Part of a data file
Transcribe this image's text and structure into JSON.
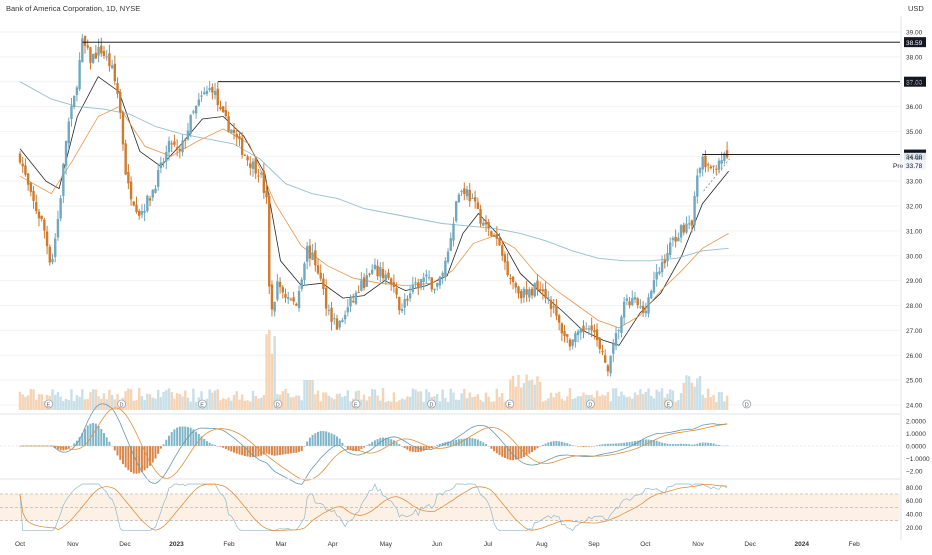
{
  "header": {
    "title": "Bank of America Corporation, 1D, NYSE",
    "currency": "USD"
  },
  "chart_data": {
    "type": "candlestick",
    "title": "Bank of America Corporation, 1D, NYSE",
    "price_axis": {
      "ylim": [
        23.8,
        39.4
      ],
      "ticks": [
        "24.00",
        "25.00",
        "26.00",
        "27.00",
        "28.00",
        "29.00",
        "30.00",
        "31.00",
        "32.00",
        "33.00",
        "34.00",
        "35.00",
        "36.00",
        "37.00",
        "38.00",
        "39.00"
      ]
    },
    "x_axis": {
      "range_months": [
        0,
        15.3
      ],
      "ticks": [
        {
          "label": "Oct",
          "m": 0
        },
        {
          "label": "Nov",
          "m": 1
        },
        {
          "label": "Dec",
          "m": 2
        },
        {
          "label": "2023",
          "m": 3
        },
        {
          "label": "Feb",
          "m": 4
        },
        {
          "label": "Mar",
          "m": 5
        },
        {
          "label": "Apr",
          "m": 6
        },
        {
          "label": "May",
          "m": 7
        },
        {
          "label": "Jun",
          "m": 8
        },
        {
          "label": "Jul",
          "m": 9
        },
        {
          "label": "Aug",
          "m": 10
        },
        {
          "label": "Sep",
          "m": 11
        },
        {
          "label": "Oct",
          "m": 12
        },
        {
          "label": "Nov",
          "m": 13
        },
        {
          "label": "Dec",
          "m": 14
        },
        {
          "label": "2024",
          "m": 15
        },
        {
          "label": "Feb",
          "m": 16
        }
      ]
    },
    "price_path": [
      [
        0,
        34.0
      ],
      [
        0.2,
        32.4
      ],
      [
        0.45,
        31.2
      ],
      [
        0.6,
        29.6
      ],
      [
        0.75,
        31.8
      ],
      [
        0.9,
        35.0
      ],
      [
        1.05,
        36.4
      ],
      [
        1.2,
        38.6
      ],
      [
        1.35,
        37.9
      ],
      [
        1.55,
        38.3
      ],
      [
        1.75,
        37.6
      ],
      [
        1.9,
        36.3
      ],
      [
        2.05,
        32.9
      ],
      [
        2.3,
        31.7
      ],
      [
        2.5,
        32.4
      ],
      [
        2.7,
        33.5
      ],
      [
        2.9,
        34.6
      ],
      [
        3.05,
        34.0
      ],
      [
        3.3,
        35.6
      ],
      [
        3.5,
        36.4
      ],
      [
        3.7,
        36.8
      ],
      [
        3.85,
        35.7
      ],
      [
        4.05,
        35.1
      ],
      [
        4.2,
        34.5
      ],
      [
        4.4,
        33.8
      ],
      [
        4.6,
        33.4
      ],
      [
        4.75,
        32.0
      ],
      [
        4.8,
        27.4
      ],
      [
        4.95,
        28.9
      ],
      [
        5.1,
        28.4
      ],
      [
        5.3,
        28.0
      ],
      [
        5.5,
        30.3
      ],
      [
        5.7,
        29.6
      ],
      [
        5.9,
        27.9
      ],
      [
        6.1,
        27.1
      ],
      [
        6.3,
        27.9
      ],
      [
        6.55,
        28.8
      ],
      [
        6.8,
        29.4
      ],
      [
        7.05,
        29.2
      ],
      [
        7.3,
        27.9
      ],
      [
        7.5,
        28.5
      ],
      [
        7.75,
        29.1
      ],
      [
        8.0,
        28.7
      ],
      [
        8.2,
        30.0
      ],
      [
        8.4,
        32.5
      ],
      [
        8.55,
        32.7
      ],
      [
        8.75,
        31.9
      ],
      [
        8.95,
        31.1
      ],
      [
        9.15,
        30.6
      ],
      [
        9.35,
        29.5
      ],
      [
        9.55,
        28.6
      ],
      [
        9.75,
        28.4
      ],
      [
        9.95,
        28.9
      ],
      [
        10.15,
        28.3
      ],
      [
        10.35,
        27.2
      ],
      [
        10.55,
        26.5
      ],
      [
        10.75,
        26.8
      ],
      [
        10.95,
        27.4
      ],
      [
        11.15,
        26.0
      ],
      [
        11.3,
        25.5
      ],
      [
        11.45,
        26.8
      ],
      [
        11.6,
        28.0
      ],
      [
        11.8,
        28.2
      ],
      [
        11.95,
        27.7
      ],
      [
        12.15,
        28.8
      ],
      [
        12.35,
        29.8
      ],
      [
        12.55,
        30.7
      ],
      [
        12.75,
        31.2
      ],
      [
        12.9,
        31.4
      ],
      [
        12.95,
        32.6
      ],
      [
        13.1,
        33.9
      ],
      [
        13.25,
        33.3
      ],
      [
        13.45,
        34.0
      ],
      [
        13.6,
        33.8
      ]
    ],
    "moving_averages": [
      {
        "color": "#000000",
        "path": [
          [
            0,
            34.3
          ],
          [
            0.5,
            33.0
          ],
          [
            0.75,
            32.7
          ],
          [
            1.1,
            35.6
          ],
          [
            1.5,
            37.2
          ],
          [
            1.9,
            36.6
          ],
          [
            2.3,
            34.2
          ],
          [
            2.7,
            33.6
          ],
          [
            3.1,
            34.5
          ],
          [
            3.5,
            35.5
          ],
          [
            3.9,
            35.6
          ],
          [
            4.3,
            34.8
          ],
          [
            4.7,
            33.3
          ],
          [
            5.0,
            29.8
          ],
          [
            5.4,
            28.8
          ],
          [
            5.8,
            28.9
          ],
          [
            6.2,
            28.3
          ],
          [
            6.6,
            28.4
          ],
          [
            7.0,
            29.0
          ],
          [
            7.4,
            28.6
          ],
          [
            7.8,
            28.8
          ],
          [
            8.2,
            29.2
          ],
          [
            8.5,
            30.9
          ],
          [
            8.8,
            31.7
          ],
          [
            9.2,
            30.8
          ],
          [
            9.6,
            29.3
          ],
          [
            10.0,
            28.5
          ],
          [
            10.4,
            27.8
          ],
          [
            10.8,
            27.0
          ],
          [
            11.2,
            26.6
          ],
          [
            11.5,
            26.4
          ],
          [
            11.9,
            27.7
          ],
          [
            12.3,
            28.5
          ],
          [
            12.7,
            30.0
          ],
          [
            13.1,
            32.1
          ],
          [
            13.6,
            33.4
          ]
        ]
      },
      {
        "color": "#e8893a",
        "path": [
          [
            0,
            33.2
          ],
          [
            0.6,
            32.5
          ],
          [
            1.0,
            33.8
          ],
          [
            1.5,
            35.6
          ],
          [
            1.9,
            36.0
          ],
          [
            2.4,
            34.4
          ],
          [
            2.9,
            34.0
          ],
          [
            3.4,
            34.6
          ],
          [
            3.9,
            35.1
          ],
          [
            4.4,
            34.5
          ],
          [
            4.9,
            32.1
          ],
          [
            5.4,
            30.4
          ],
          [
            5.9,
            29.6
          ],
          [
            6.4,
            29.1
          ],
          [
            6.9,
            28.9
          ],
          [
            7.4,
            28.8
          ],
          [
            7.9,
            28.9
          ],
          [
            8.3,
            29.4
          ],
          [
            8.7,
            30.5
          ],
          [
            9.1,
            30.8
          ],
          [
            9.5,
            30.3
          ],
          [
            9.9,
            29.3
          ],
          [
            10.3,
            28.6
          ],
          [
            10.7,
            28.0
          ],
          [
            11.1,
            27.4
          ],
          [
            11.5,
            27.1
          ],
          [
            11.9,
            27.6
          ],
          [
            12.3,
            28.6
          ],
          [
            12.7,
            29.4
          ],
          [
            13.1,
            30.3
          ],
          [
            13.6,
            30.9
          ]
        ]
      },
      {
        "color": "#89b8c8",
        "path": [
          [
            0,
            37.0
          ],
          [
            0.6,
            36.3
          ],
          [
            1.1,
            36.0
          ],
          [
            1.6,
            35.9
          ],
          [
            2.1,
            35.7
          ],
          [
            2.6,
            35.2
          ],
          [
            3.1,
            34.9
          ],
          [
            3.6,
            34.7
          ],
          [
            4.1,
            34.5
          ],
          [
            4.6,
            33.9
          ],
          [
            5.1,
            32.9
          ],
          [
            5.6,
            32.5
          ],
          [
            6.1,
            32.3
          ],
          [
            6.6,
            31.9
          ],
          [
            7.1,
            31.7
          ],
          [
            7.6,
            31.5
          ],
          [
            8.1,
            31.3
          ],
          [
            8.6,
            31.2
          ],
          [
            9.1,
            31.1
          ],
          [
            9.6,
            30.9
          ],
          [
            10.1,
            30.6
          ],
          [
            10.6,
            30.2
          ],
          [
            11.1,
            29.9
          ],
          [
            11.6,
            29.8
          ],
          [
            12.1,
            29.8
          ],
          [
            12.6,
            29.9
          ],
          [
            13.1,
            30.2
          ],
          [
            13.6,
            30.3
          ]
        ]
      }
    ],
    "resistance_levels": [
      {
        "value": 38.59,
        "label": "38.59",
        "start_m": 1.2
      },
      {
        "value": 37.0,
        "label": "37.00",
        "start_m": 3.8
      },
      {
        "value": 34.07,
        "label": "34.07",
        "start_m": 13.1
      }
    ],
    "price_labels": [
      {
        "value": 33.9,
        "label": "33.90",
        "prefix": ""
      },
      {
        "value": 33.78,
        "label": "33.78",
        "prefix": "Pre"
      }
    ],
    "event_markers": [
      {
        "m": 0.55,
        "letter": "E"
      },
      {
        "m": 1.95,
        "letter": "D"
      },
      {
        "m": 3.5,
        "letter": "E"
      },
      {
        "m": 4.95,
        "letter": "D"
      },
      {
        "m": 6.45,
        "letter": "E"
      },
      {
        "m": 7.9,
        "letter": "D"
      },
      {
        "m": 9.4,
        "letter": "E"
      },
      {
        "m": 10.95,
        "letter": "D"
      },
      {
        "m": 12.45,
        "letter": "E"
      },
      {
        "m": 13.95,
        "letter": "D"
      }
    ],
    "macd_panel": {
      "ticks": [
        "2.0000",
        "1.0000",
        "0.0000",
        "−1.0000",
        "−2.00"
      ],
      "ylim": [
        -2.4,
        2.4
      ]
    },
    "rsi_panel": {
      "ticks": [
        "80.00",
        "60.00",
        "40.00",
        "20.00"
      ],
      "ylim": [
        10,
        88
      ],
      "bands": [
        70,
        50,
        30
      ]
    }
  }
}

_Short exercise_:
Only a number is wanted: how many lines of the material above hold "color"?

_Result for this exercise_:
3